## Supplied data
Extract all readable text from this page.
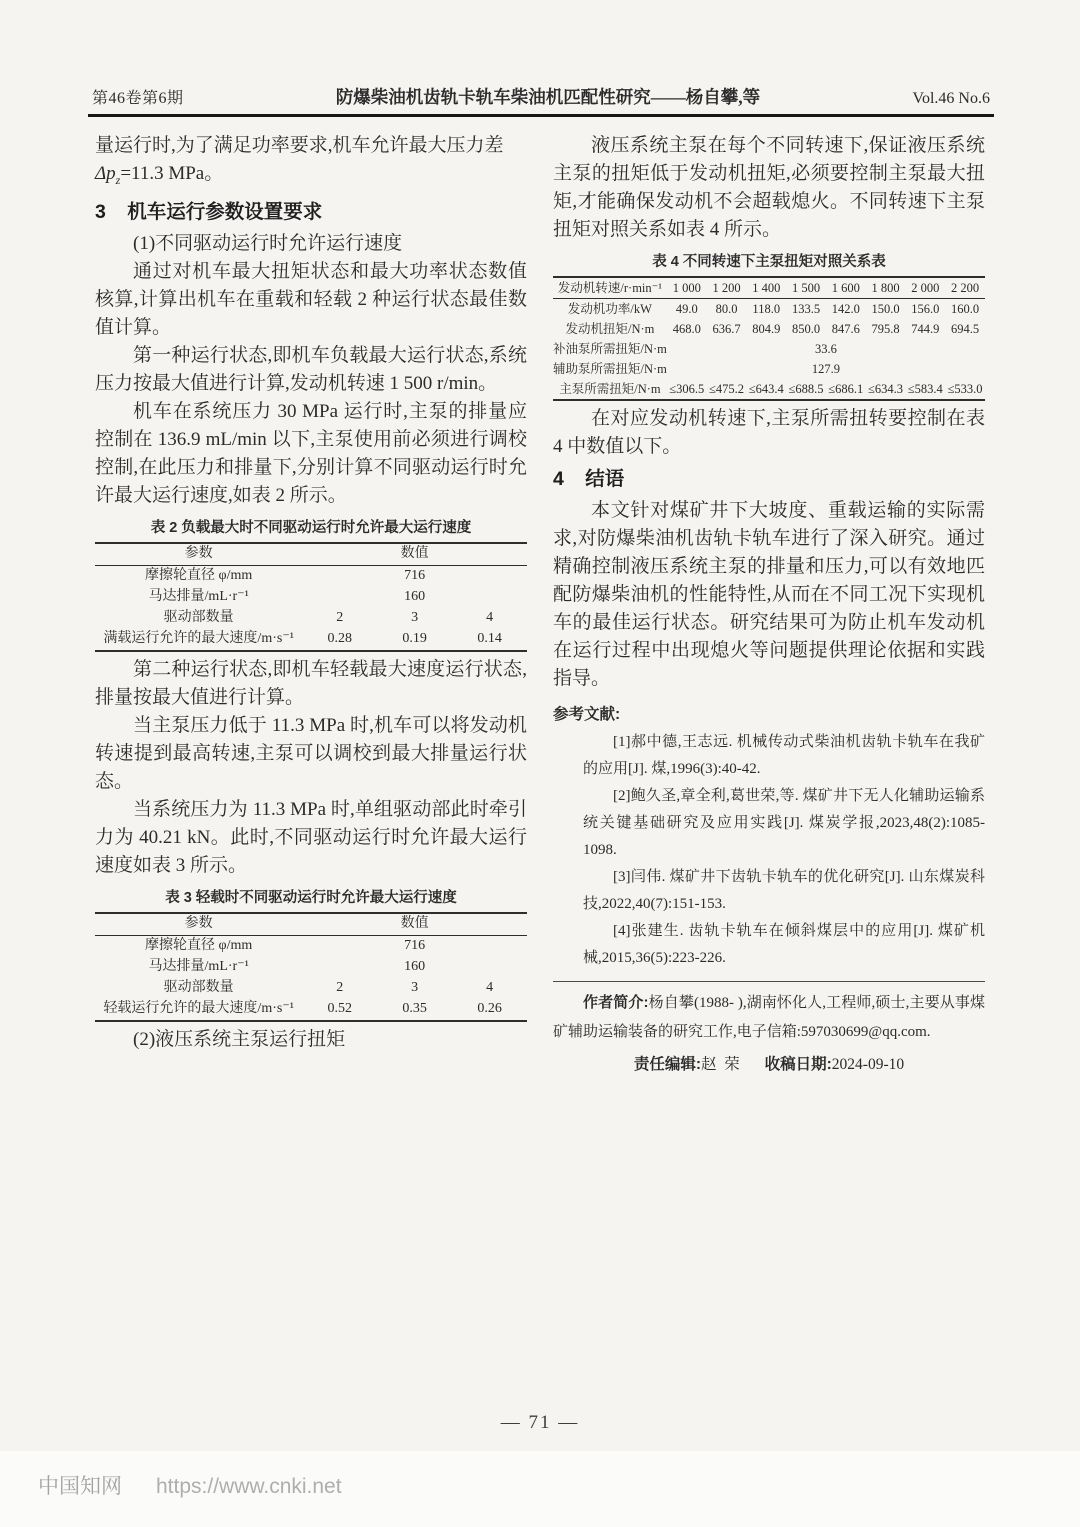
第46卷第6期	防爆柴油机齿轨卡轨车柴油机匹配性研究——杨自攀,等	Vol.46 No.6

量运行时,为了满足功率要求,机车允许最大压力差

$\Delta p_z=11.3$ MPa。

3 机车运行参数设置要求

(1)不同驱动运行时允许运行速度

通过对机车最大扭矩状态和最大功率状态数值核算,计算出机车在重载和轻载 2 种运行状态最佳数值计算。

第一种运行状态,即机车负载最大运行状态,系统压力按最大值进行计算,发动机转速 1 500 r/min。

机车在系统压力 30 MPa 运行时,主泵的排量应控制在 136.9 mL/min 以下,主泵使用前必须进行调校控制,在此压力和排量下,分别计算不同驱动运行时允许最大运行速度,如表 2 所示。

表 2 负载最大时不同驱动运行时允许最大运行速度
参数		数值	
摩擦轮直径 φ/mm		716	
马达排量/mL·r⁻¹		160	
驱动部数量	2	3	4
满载运行允许的最大速度/m·s⁻¹	0.28	0.19	0.14

第二种运行状态,即机车轻载最大速度运行状态,排量按最大值进行计算。

当主泵压力低于 11.3 MPa 时,机车可以将发动机转速提到最高转速,主泵可以调校到最大排量运行状态。

当系统压力为 11.3 MPa 时,单组驱动部此时牵引力为 40.21 kN。此时,不同驱动运行时允许最大运行速度如表 3 所示。

表 3 轻载时不同驱动运行时允许最大运行速度
参数		数值	
摩擦轮直径 φ/mm		716	
马达排量/mL·r⁻¹		160	
驱动部数量	2	3	4
轻载运行允许的最大速度/m·s⁻¹	0.52	0.35	0.26

(2)液压系统主泵运行扭矩

液压系统主泵在每个不同转速下,保证液压系统主泵的扭矩低于发动机扭矩,必须要控制主泵最大扭矩,才能确保发动机不会超载熄火。不同转速下主泵扭矩对照关系如表 4 所示。

表 4 不同转速下主泵扭矩对照关系表
发动机转速/r·min⁻¹	1 000	1 200	1 400	1 500	1 600	1 800	2 000	2 200
发动机功率/kW	49.0	80.0	118.0	133.5	142.0	150.0	156.0	160.0
发动机扭矩/N·m	468.0	636.7	804.9	850.0	847.6	795.8	744.9	694.5
补油泵所需扭矩/N·m	33.6							
辅助泵所需扭矩/N·m	127.9							
主泵所需扭矩/N·m	≤306.5	≤475.2	≤643.4	≤688.5	≤686.1	≤634.3	≤583.4	≤533.0

在对应发动机转速下,主泵所需扭转要控制在表 4 中数值以下。

4 结语

本文针对煤矿井下大坡度、重载运输的实际需求,对防爆柴油机齿轨卡轨车进行了深入研究。通过精确控制液压系统主泵的排量和压力,可以有效地匹配防爆柴油机的性能特性,从而在不同工况下实现机车的最佳运行状态。研究结果可为防止机车发动机在运行过程中出现熄火等问题提供理论依据和实践指导。

参考文献:

[1]郝中德,王志远. 机械传动式柴油机齿轨卡轨车在我矿的应用[J]. 煤,1996(3):40-42.

[2]鲍久圣,章全利,葛世荣,等. 煤矿井下无人化辅助运输系统关键基础研究及应用实践[J]. 煤炭学报,2023,48(2):1085-1098.

[3]闫伟. 煤矿井下齿轨卡轨车的优化研究[J]. 山东煤炭科技,2022,40(7):151-153.

[4]张建生. 齿轨卡轨车在倾斜煤层中的应用[J]. 煤矿机械,2015,36(5):223-226.

作者简介:杨自攀(1988- ),湖南怀化人,工程师,硕士,主要从事煤矿辅助运输装备的研究工作,电子信箱:597030699@qq.com.

责任编辑:赵  荣 收稿日期:2024-09-10
— 71 —
中国知网 https://www.cnki.net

## Task goal
All of the entries above should be duplicated exactly, except for the pictures.

## The completed task
Extract all readable text from this page.
第46卷第6期	防爆柴油机齿轨卡轨车柴油机匹配性研究——杨自攀,等	Vol.46 No.6

量运行时,为了满足功率要求,机车允许最大压力差

$\Delta p_z=11.3$ MPa。

3 机车运行参数设置要求

(1)不同驱动运行时允许运行速度

通过对机车最大扭矩状态和最大功率状态数值核算,计算出机车在重载和轻载 2 种运行状态最佳数值计算。

第一种运行状态,即机车负载最大运行状态,系统压力按最大值进行计算,发动机转速 1 500 r/min。

机车在系统压力 30 MPa 运行时,主泵的排量应控制在 136.9 mL/min 以下,主泵使用前必须进行调校控制,在此压力和排量下,分别计算不同驱动运行时允许最大运行速度,如表 2 所示。

表 2 负载最大时不同驱动运行时允许最大运行速度
参数		数值	
摩擦轮直径 φ/mm		716	
马达排量/mL·r⁻¹		160	
驱动部数量	2	3	4
满载运行允许的最大速度/m·s⁻¹	0.28	0.19	0.14

第二种运行状态,即机车轻载最大速度运行状态,排量按最大值进行计算。

当主泵压力低于 11.3 MPa 时,机车可以将发动机转速提到最高转速,主泵可以调校到最大排量运行状态。

当系统压力为 11.3 MPa 时,单组驱动部此时牵引力为 40.21 kN。此时,不同驱动运行时允许最大运行速度如表 3 所示。

表 3 轻载时不同驱动运行时允许最大运行速度
参数		数值	
摩擦轮直径 φ/mm		716	
马达排量/mL·r⁻¹		160	
驱动部数量	2	3	4
轻载运行允许的最大速度/m·s⁻¹	0.52	0.35	0.26

(2)液压系统主泵运行扭矩

液压系统主泵在每个不同转速下,保证液压系统主泵的扭矩低于发动机扭矩,必须要控制主泵最大扭矩,才能确保发动机不会超载熄火。不同转速下主泵扭矩对照关系如表 4 所示。

表 4 不同转速下主泵扭矩对照关系表
发动机转速/r·min⁻¹	1 000	1 200	1 400	1 500	1 600	1 800	2 000	2 200
发动机功率/kW	49.0	80.0	118.0	133.5	142.0	150.0	156.0	160.0
发动机扭矩/N·m	468.0	636.7	804.9	850.0	847.6	795.8	744.9	694.5
补油泵所需扭矩/N·m	33.6							
辅助泵所需扭矩/N·m	127.9							
主泵所需扭矩/N·m	≤306.5	≤475.2	≤643.4	≤688.5	≤686.1	≤634.3	≤583.4	≤533.0

在对应发动机转速下,主泵所需扭转要控制在表 4 中数值以下。

4 结语

本文针对煤矿井下大坡度、重载运输的实际需求,对防爆柴油机齿轨卡轨车进行了深入研究。通过精确控制液压系统主泵的排量和压力,可以有效地匹配防爆柴油机的性能特性,从而在不同工况下实现机车的最佳运行状态。研究结果可为防止机车发动机在运行过程中出现熄火等问题提供理论依据和实践指导。

参考文献:

[1]郝中德,王志远. 机械传动式柴油机齿轨卡轨车在我矿的应用[J]. 煤,1996(3):40-42.

[2]鲍久圣,章全利,葛世荣,等. 煤矿井下无人化辅助运输系统关键基础研究及应用实践[J]. 煤炭学报,2023,48(2):1085-1098.

[3]闫伟. 煤矿井下齿轨卡轨车的优化研究[J]. 山东煤炭科技,2022,40(7):151-153.

[4]张建生. 齿轨卡轨车在倾斜煤层中的应用[J]. 煤矿机械,2015,36(5):223-226.

作者简介:杨自攀(1988- ),湖南怀化人,工程师,硕士,主要从事煤矿辅助运输装备的研究工作,电子信箱:597030699@qq.com.

责任编辑:赵  荣 收稿日期:2024-09-10
— 71 —
中国知网 https://www.cnki.net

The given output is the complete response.